- _THE TASK_: Find the word "Wallis" in the data. Return every line where it appears.

- _RECORDS FOR THE EXERCISE_:
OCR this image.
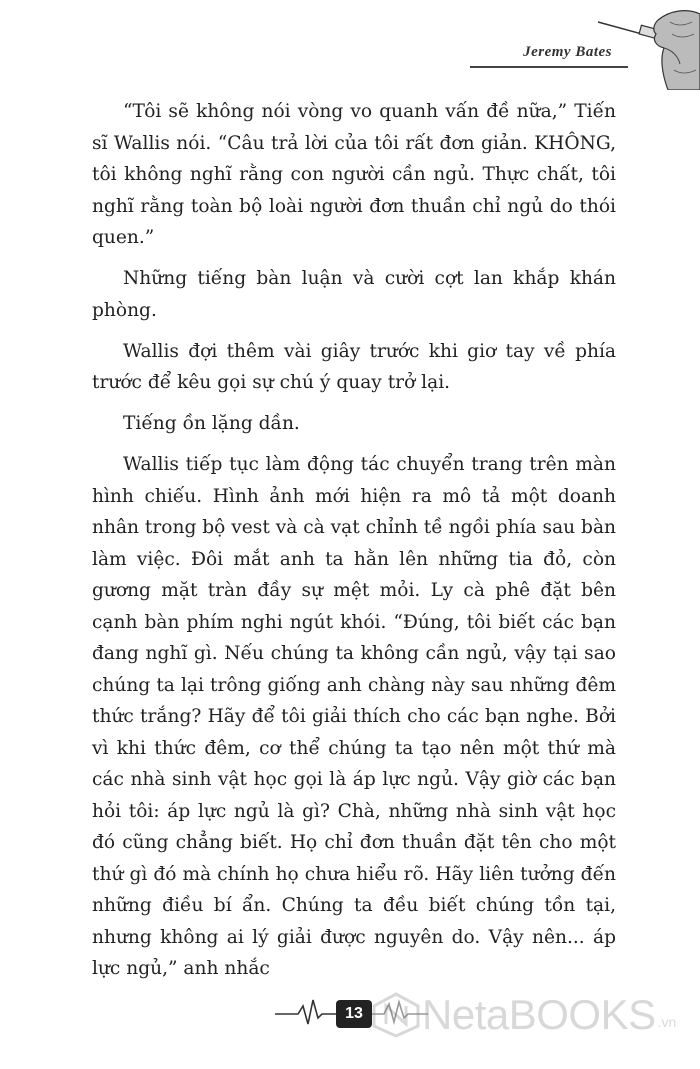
Jeremy Bates

“Tôi sẽ không nói vòng vo quanh vấn đề nữa,” Tiến sĩ Wallis nói. “Câu trả lời của tôi rất đơn giản. KHÔNG, tôi không nghĩ rằng con người cần ngủ. Thực chất, tôi nghĩ rằng toàn bộ loài người đơn thuần chỉ ngủ do thói quen.”

Những tiếng bàn luận và cười cợt lan khắp khán phòng.

Wallis đợi thêm vài giây trước khi giơ tay về phía trước để kêu gọi sự chú ý quay trở lại.

Tiếng ồn lặng dần.

Wallis tiếp tục làm động tác chuyển trang trên màn hình chiếu. Hình ảnh mới hiện ra mô tả một doanh nhân trong bộ vest và cà vạt chỉnh tề ngồi phía sau bàn làm việc. Đôi mắt anh ta hằn lên những tia đỏ, còn gương mặt tràn đầy sự mệt mỏi. Ly cà phê đặt bên cạnh bàn phím nghi ngút khói. “Đúng, tôi biết các bạn đang nghĩ gì. Nếu chúng ta không cần ngủ, vậy tại sao chúng ta lại trông giống anh chàng này sau những đêm thức trắng? Hãy để tôi giải thích cho các bạn nghe. Bởi vì khi thức đêm, cơ thể chúng ta tạo nên một thứ mà các nhà sinh vật học gọi là áp lực ngủ. Vậy giờ các bạn hỏi tôi: áp lực ngủ là gì? Chà, những nhà sinh vật học đó cũng chẳng biết. Họ chỉ đơn thuần đặt tên cho một thứ gì đó mà chính họ chưa hiểu rõ. Hãy liên tưởng đến những điều bí ẩn. Chúng ta đều biết chúng tồn tại, nhưng không ai lý giải được nguyên do. Vậy nên... áp lực ngủ,” anh nhắc

13 NetaBOOKS .vn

- _COMPLETED EXERCISE_:
“Tôi sẽ không nói vòng vo quanh vấn đề nữa,” Tiến sĩ Wallis nói. “Câu trả lời của tôi rất đơn giản. KHÔNG, tôi không nghĩ rằng con người cần ngủ. Thực chất, tôi nghĩ rằng toàn bộ loài người đơn thuần chỉ ngủ do thói quen.”
Wallis đợi thêm vài giây trước khi giơ tay về phía trước để kêu gọi sự chú ý quay trở lại.
Wallis tiếp tục làm động tác chuyển trang trên màn hình chiếu. Hình ảnh mới hiện ra mô tả một doanh nhân trong bộ vest và cà vạt chỉnh tề ngồi phía sau bàn làm việc. Đôi mắt anh ta hằn lên những tia đỏ, còn gương mặt tràn đầy sự mệt mỏi. Ly cà phê đặt bên cạnh bàn phím nghi ngút khói. “Đúng, tôi biết các bạn đang nghĩ gì. Nếu chúng ta không cần ngủ, vậy tại sao chúng ta lại trông giống anh chàng này sau những đêm thức trắng? Hãy để tôi giải thích cho các bạn nghe. Bởi vì khi thức đêm, cơ thể chúng ta tạo nên một thứ mà các nhà sinh vật học gọi là áp lực ngủ. Vậy giờ các bạn hỏi tôi: áp lực ngủ là gì? Chà, những nhà sinh vật học đó cũng chẳng biết. Họ chỉ đơn thuần đặt tên cho một thứ gì đó mà chính họ chưa hiểu rõ. Hãy liên tưởng đến những điều bí ẩn. Chúng ta đều biết chúng tồn tại, nhưng không ai lý giải được nguyên do. Vậy nên... áp lực ngủ,” anh nhắc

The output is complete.